> YOUR OBJECTIVE
Comb through the entries for "intraclasts" and pull out each line that holds it.

╔══

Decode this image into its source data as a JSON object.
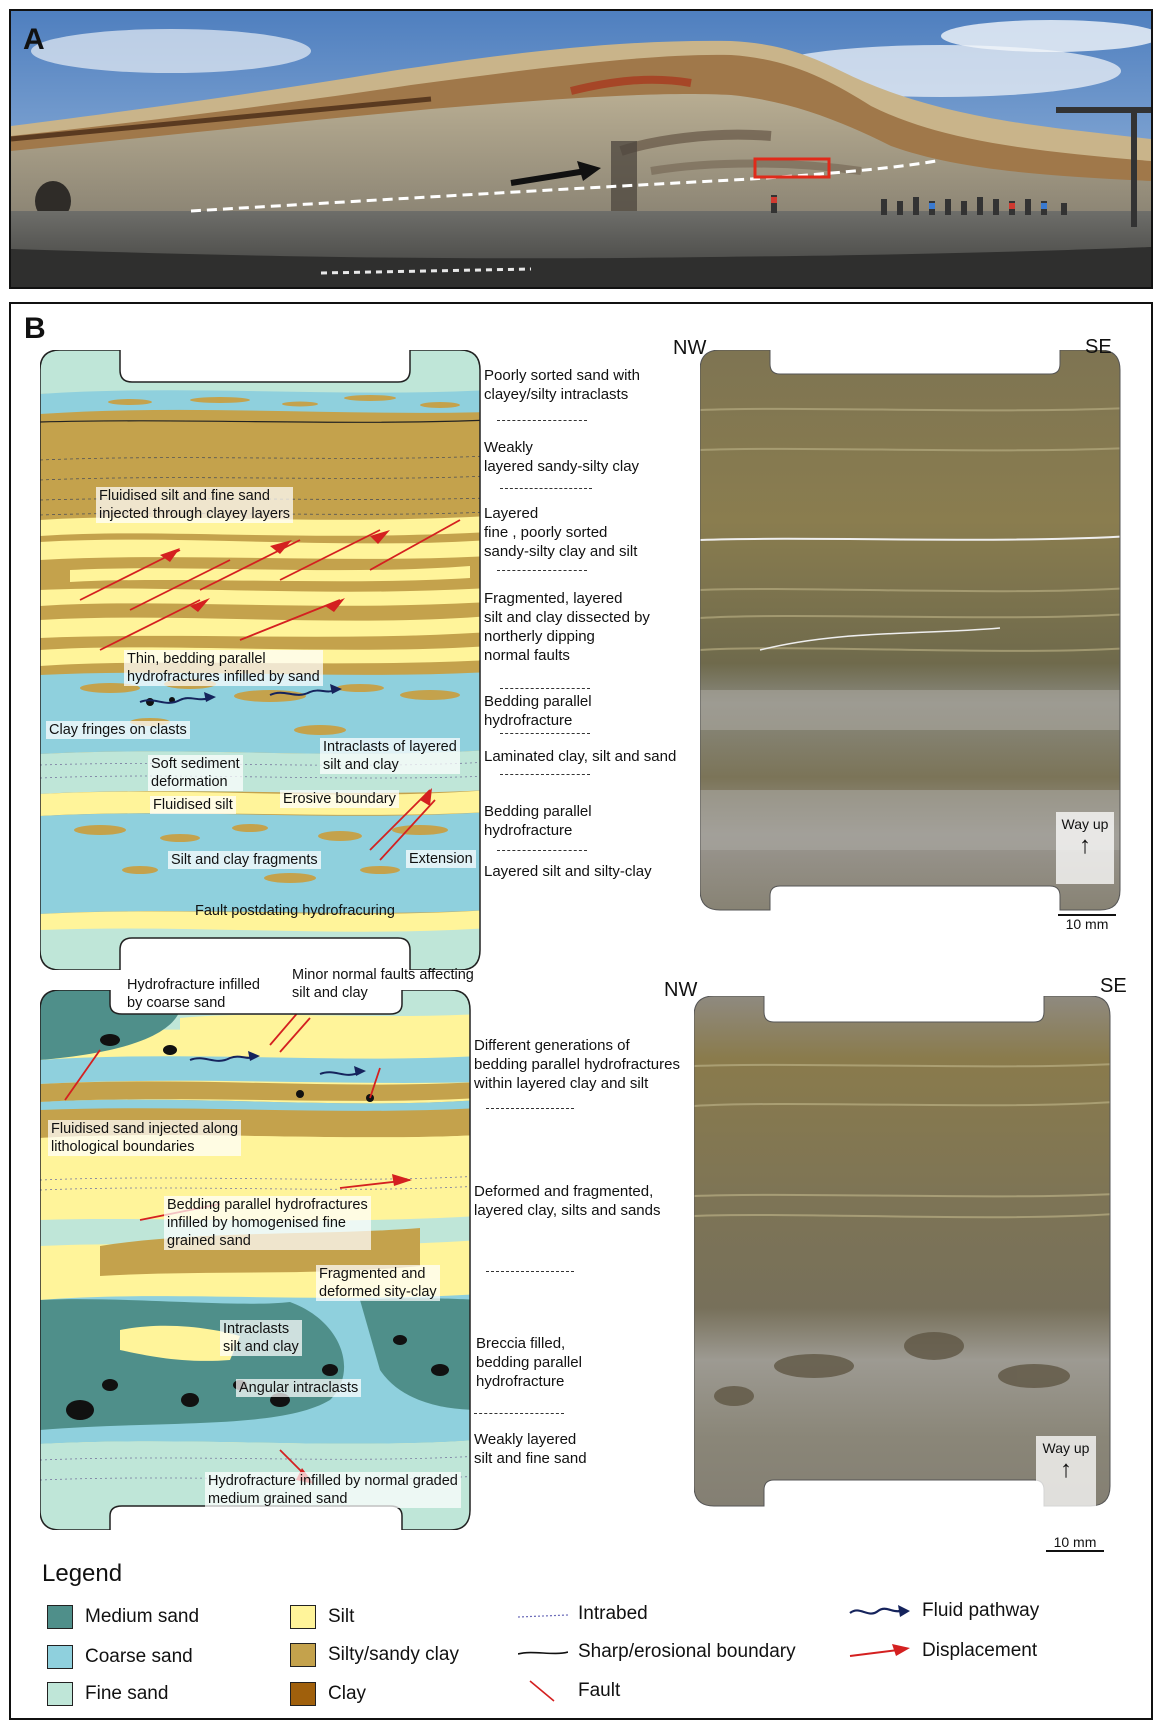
{
  "panel_a": {
    "label": "A"
  },
  "panel_b": {
    "label": "B"
  },
  "colors": {
    "medium_sand": "#4f8f8a",
    "coarse_sand": "#8fd0dd",
    "fine_sand": "#bfe6d8",
    "silt": "#fff49a",
    "silty_sandy_clay": "#c4a24c",
    "clay": "#a0600c",
    "fault": "#d42020",
    "fluid": "#15235c"
  },
  "top_section": {
    "descriptions": [
      "Poorly sorted sand with\nclayey/silty intraclasts",
      "Weakly\nlayered sandy-silty clay",
      "Layered\nfine , poorly sorted\nsandy-silty clay and silt",
      "Fragmented, layered\nsilt and clay dissected by\nnortherly dipping\nnormal faults",
      "Bedding parallel\nhydrofracture",
      "Laminated clay, silt and sand",
      "Bedding parallel\nhydrofracture",
      "Layered silt and silty-clay"
    ],
    "annotations": {
      "fluidised_silt": "Fluidised silt and fine sand\ninjected through clayey layers",
      "thin_hydrofractures": "Thin, bedding parallel\nhydrofractures  infilled by sand",
      "clay_fringes": "Clay fringes on clasts",
      "intraclasts": "Intraclasts of layered\nsilt and clay",
      "soft_sediment": "Soft sediment\ndeformation",
      "fluidised_silt_2": "Fluidised silt",
      "erosive_boundary": "Erosive boundary",
      "silt_clay_fragments": "Silt and clay fragments",
      "extension": "Extension",
      "fault_postdating": "Fault postdating hydrofracuring"
    },
    "nw": "NW",
    "se": "SE",
    "way_up": "Way up",
    "scale": "10 mm"
  },
  "bottom_section": {
    "descriptions": [
      "Different generations of\nbedding parallel hydrofractures\nwithin layered clay and silt",
      "Deformed and fragmented,\nlayered clay, silts and sands",
      "Breccia filled,\nbedding parallel\nhydrofracture",
      "Weakly layered\nsilt and fine sand"
    ],
    "annotations": {
      "hydrofracture_coarse": "Hydrofracture infilled\nby coarse sand",
      "minor_faults": "Minor normal faults affecting\nsilt and clay",
      "fluidised_sand": "Fluidised sand injected along\nlithological boundaries",
      "bedding_parallel": "Bedding parallel hydrofractures\ninfilled by homogenised fine\ngrained sand",
      "fragmented": "Fragmented and\ndeformed sity-clay",
      "intraclasts": "Intraclasts\nsilt and clay",
      "angular": "Angular intraclasts",
      "hydrofracture_medium": "Hydrofracture infilled by normal graded\nmedium grained sand"
    },
    "nw": "NW",
    "se": "SE",
    "way_up": "Way up",
    "scale": "10 mm"
  },
  "legend": {
    "title": "Legend",
    "items": [
      {
        "label": "Medium sand"
      },
      {
        "label": "Coarse sand"
      },
      {
        "label": "Fine sand"
      },
      {
        "label": "Silt"
      },
      {
        "label": "Silty/sandy clay"
      },
      {
        "label": "Clay"
      },
      {
        "label": "Intrabed"
      },
      {
        "label": "Sharp/erosional boundary"
      },
      {
        "label": "Fault"
      },
      {
        "label": "Fluid pathway"
      },
      {
        "label": "Displacement"
      }
    ]
  }
}
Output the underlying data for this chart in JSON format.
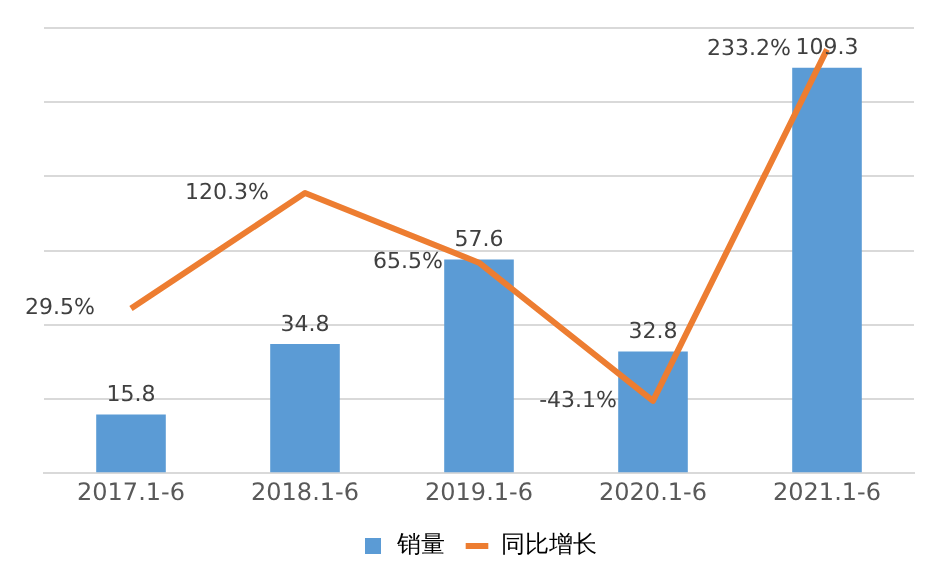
{
  "chart_data": {
    "type": "bar",
    "categories": [
      "2017.1-6",
      "2018.1-6",
      "2019.1-6",
      "2020.1-6",
      "2021.1-6"
    ],
    "series": [
      {
        "name": "销量",
        "color": "#5b9bd5",
        "values": [
          15.8,
          34.8,
          57.6,
          32.8,
          109.3
        ]
      },
      {
        "name": "同比增长",
        "type": "line",
        "axis": "y2",
        "color": "#ed7d31",
        "values": [
          29.5,
          120.3,
          65.5,
          -43.1,
          233.2
        ],
        "value_labels": [
          "29.5%",
          "120.3%",
          "65.5%",
          "-43.1%",
          "233.2%"
        ]
      }
    ],
    "ylim": [
      0,
      120
    ],
    "yticks": [
      {
        "value": 0,
        "label": null
      },
      {
        "value": 20,
        "label": null
      },
      {
        "value": 40,
        "label": null
      },
      {
        "value": 60,
        "label": null
      },
      {
        "value": 80,
        "label": null
      },
      {
        "value": 100,
        "label": null
      },
      {
        "value": 120,
        "label": null
      }
    ],
    "y2lim": [
      -100,
      250
    ],
    "data_labels": true,
    "grid": "y",
    "legend": "bottom",
    "tick_labels": "x",
    "marker": "none"
  }
}
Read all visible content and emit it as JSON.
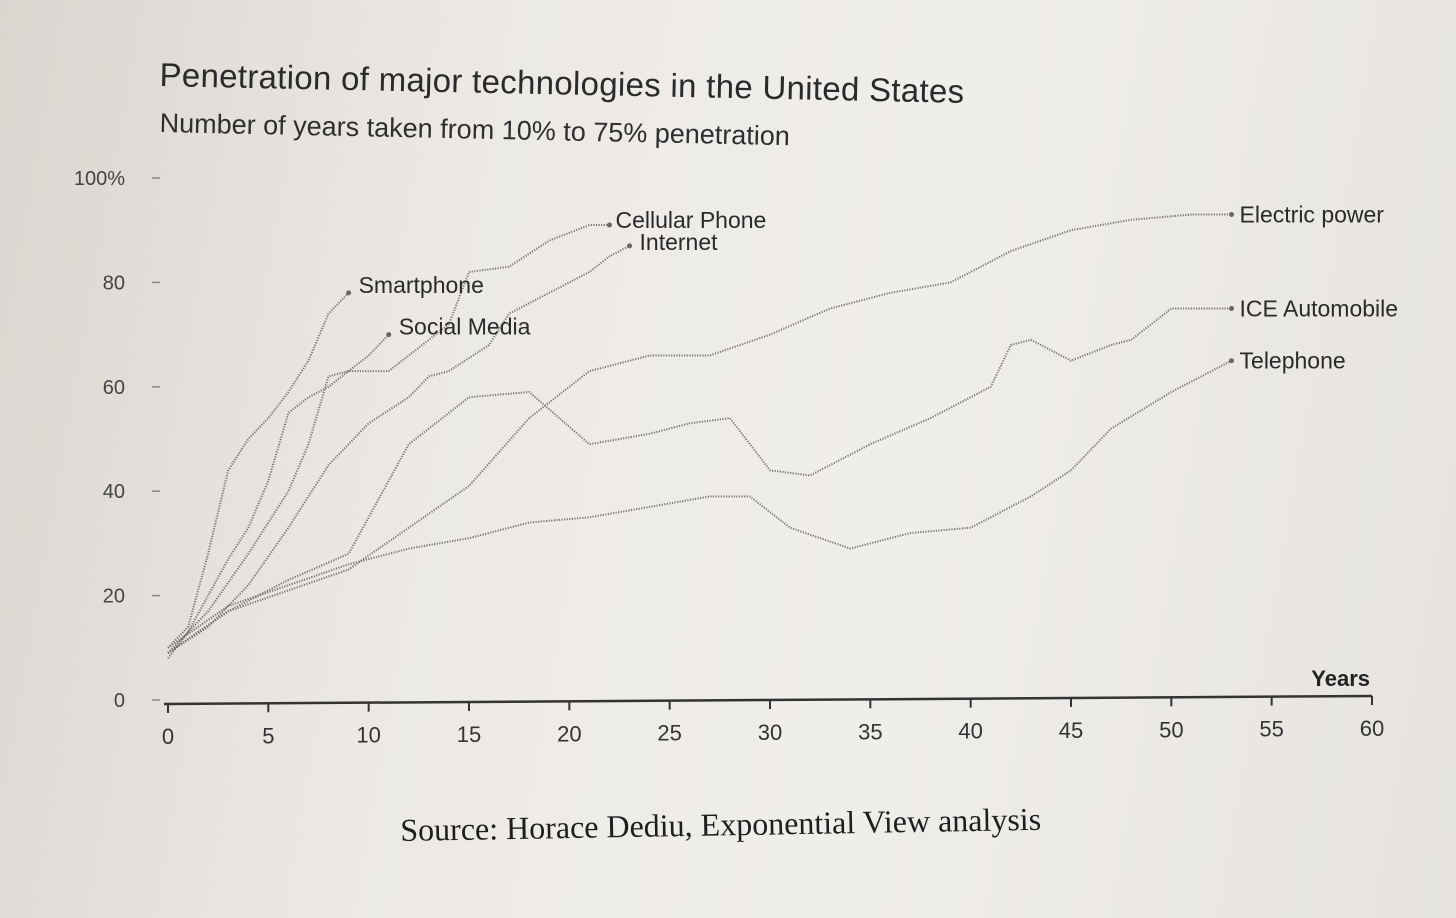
{
  "title": "Penetration of major technologies in the United States",
  "subtitle": "Number of years taken from 10% to 75% penetration",
  "source": "Source: Horace Dediu, Exponential View analysis",
  "colors": {
    "line": "#6a6764",
    "axis": "#333333",
    "grid": "#c9c6c2"
  },
  "chart_data": {
    "type": "line",
    "title": "Penetration of major technologies in the United States",
    "subtitle": "Number of years taken from 10% to 75% penetration",
    "xlabel": "Years",
    "ylabel": "",
    "xlim": [
      0,
      60
    ],
    "ylim": [
      0,
      100
    ],
    "xticks": [
      0,
      5,
      10,
      15,
      20,
      25,
      30,
      35,
      40,
      45,
      50,
      55,
      60
    ],
    "yticks": [
      0,
      20,
      40,
      60,
      80,
      100
    ],
    "ytick_labels": [
      "0",
      "20",
      "40",
      "60",
      "80",
      "100%"
    ],
    "grid": false,
    "series": [
      {
        "name": "Smartphone",
        "x": [
          0,
          1,
          2,
          3,
          4,
          5,
          6,
          7,
          8,
          9
        ],
        "y": [
          10,
          14,
          28,
          44,
          50,
          54,
          59,
          65,
          74,
          78
        ]
      },
      {
        "name": "Social Media",
        "x": [
          0,
          1,
          2,
          3,
          4,
          5,
          6,
          7,
          8,
          9,
          10,
          11
        ],
        "y": [
          8,
          13,
          20,
          27,
          33,
          42,
          55,
          58,
          60,
          63,
          66,
          70
        ]
      },
      {
        "name": "Cellular Phone",
        "x": [
          0,
          2,
          4,
          6,
          7,
          8,
          9,
          10,
          11,
          12,
          14,
          15,
          17,
          19,
          21,
          22
        ],
        "y": [
          9,
          17,
          28,
          40,
          49,
          62,
          63,
          63,
          63,
          66,
          72,
          82,
          83,
          88,
          91,
          91
        ]
      },
      {
        "name": "Internet",
        "x": [
          0,
          2,
          4,
          6,
          8,
          10,
          12,
          13,
          14,
          16,
          17,
          19,
          21,
          22,
          23
        ],
        "y": [
          9,
          14,
          22,
          33,
          45,
          53,
          58,
          62,
          63,
          68,
          74,
          78,
          82,
          85,
          87
        ]
      },
      {
        "name": "Electric power",
        "x": [
          0,
          3,
          6,
          9,
          12,
          15,
          18,
          21,
          24,
          27,
          30,
          33,
          36,
          39,
          42,
          45,
          48,
          51,
          53
        ],
        "y": [
          9,
          17,
          21,
          25,
          33,
          41,
          54,
          63,
          66,
          66,
          70,
          75,
          78,
          80,
          86,
          90,
          92,
          93,
          93
        ]
      },
      {
        "name": "ICE Automobile",
        "x": [
          0,
          3,
          6,
          9,
          12,
          15,
          18,
          21,
          24,
          26,
          28,
          30,
          32,
          35,
          38,
          41,
          42,
          43,
          45,
          47,
          48,
          50,
          53
        ],
        "y": [
          9,
          17,
          23,
          28,
          49,
          58,
          59,
          49,
          51,
          53,
          54,
          44,
          43,
          49,
          54,
          60,
          68,
          69,
          65,
          68,
          69,
          75,
          75
        ]
      },
      {
        "name": "Telephone",
        "x": [
          0,
          3,
          6,
          9,
          12,
          15,
          18,
          21,
          24,
          27,
          29,
          31,
          34,
          37,
          40,
          43,
          45,
          47,
          50,
          53
        ],
        "y": [
          10,
          18,
          22,
          26,
          29,
          31,
          34,
          35,
          37,
          39,
          39,
          33,
          29,
          32,
          33,
          39,
          44,
          52,
          59,
          65
        ]
      }
    ]
  }
}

╚══

> FULL SOLUTION
      "Poorly sorted sand with\nclayey/silty intraclasts",
      "intraclasts": "Intraclasts of layered\nsilt and clay",
      "intraclasts": "Intraclasts\nsilt and clay",
      "angular": "Angular intraclasts",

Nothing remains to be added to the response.